Written problem → Leave out the images; return the rest of the data exactly.

[Figure contents as structured data]
** start **

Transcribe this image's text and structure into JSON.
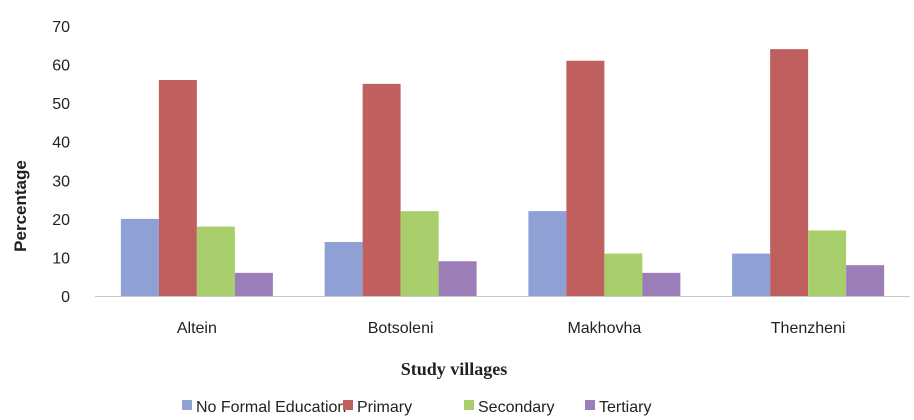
{
  "chart_data": {
    "type": "bar",
    "title": "",
    "xlabel": "Study villages",
    "ylabel": "Percentage",
    "ylim": [
      0,
      70
    ],
    "yticks": [
      0,
      10,
      20,
      30,
      40,
      50,
      60,
      70
    ],
    "grid": false,
    "legend_position": "bottom",
    "categories": [
      "Altein",
      "Botsoleni",
      "Makhovha",
      "Thenzheni"
    ],
    "series": [
      {
        "name": "No Formal Education",
        "color": "#8EA0D4",
        "values": [
          20,
          14,
          22,
          11
        ]
      },
      {
        "name": "Primary",
        "color": "#C0605E",
        "values": [
          56,
          55,
          61,
          64
        ]
      },
      {
        "name": "Secondary",
        "color": "#A8CF6B",
        "values": [
          18,
          22,
          11,
          17
        ]
      },
      {
        "name": "Tertiary",
        "color": "#9B7DB8",
        "values": [
          6,
          9,
          6,
          8
        ]
      }
    ]
  }
}
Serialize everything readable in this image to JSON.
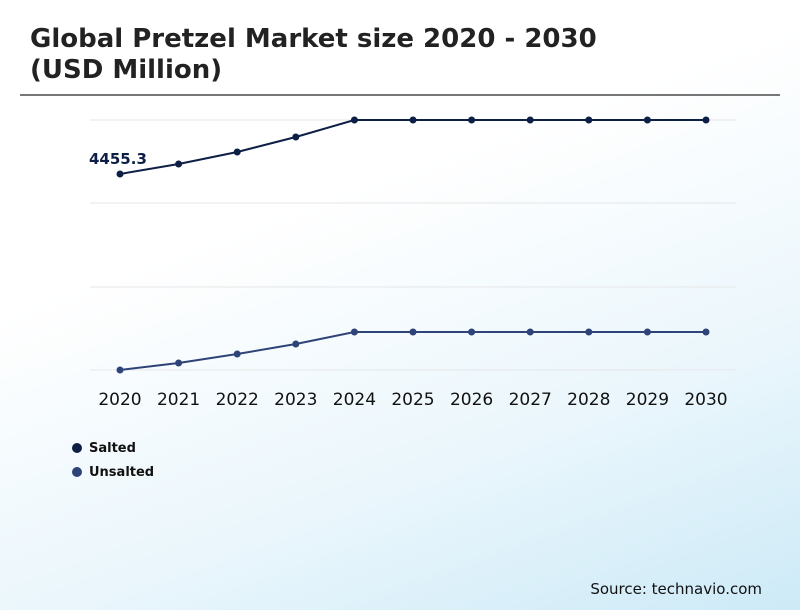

** end **

Worked solution →
Transcribe this image's text and structure into JSON.
{
  "chart_data": {
    "type": "bar",
    "title": "",
    "xlabel": "Study villages",
    "ylabel": "Percentage",
    "ylim": [
      0,
      70
    ],
    "yticks": [
      0,
      10,
      20,
      30,
      40,
      50,
      60,
      70
    ],
    "grid": false,
    "legend_position": "bottom",
    "categories": [
      "Altein",
      "Botsoleni",
      "Makhovha",
      "Thenzheni"
    ],
    "series": [
      {
        "name": "No Formal Education",
        "color": "#8EA0D4",
        "values": [
          20,
          14,
          22,
          11
        ]
      },
      {
        "name": "Primary",
        "color": "#C0605E",
        "values": [
          56,
          55,
          61,
          64
        ]
      },
      {
        "name": "Secondary",
        "color": "#A8CF6B",
        "values": [
          18,
          22,
          11,
          17
        ]
      },
      {
        "name": "Tertiary",
        "color": "#9B7DB8",
        "values": [
          6,
          9,
          6,
          8
        ]
      }
    ]
  }
}
Serialize everything readable in this image to JSON.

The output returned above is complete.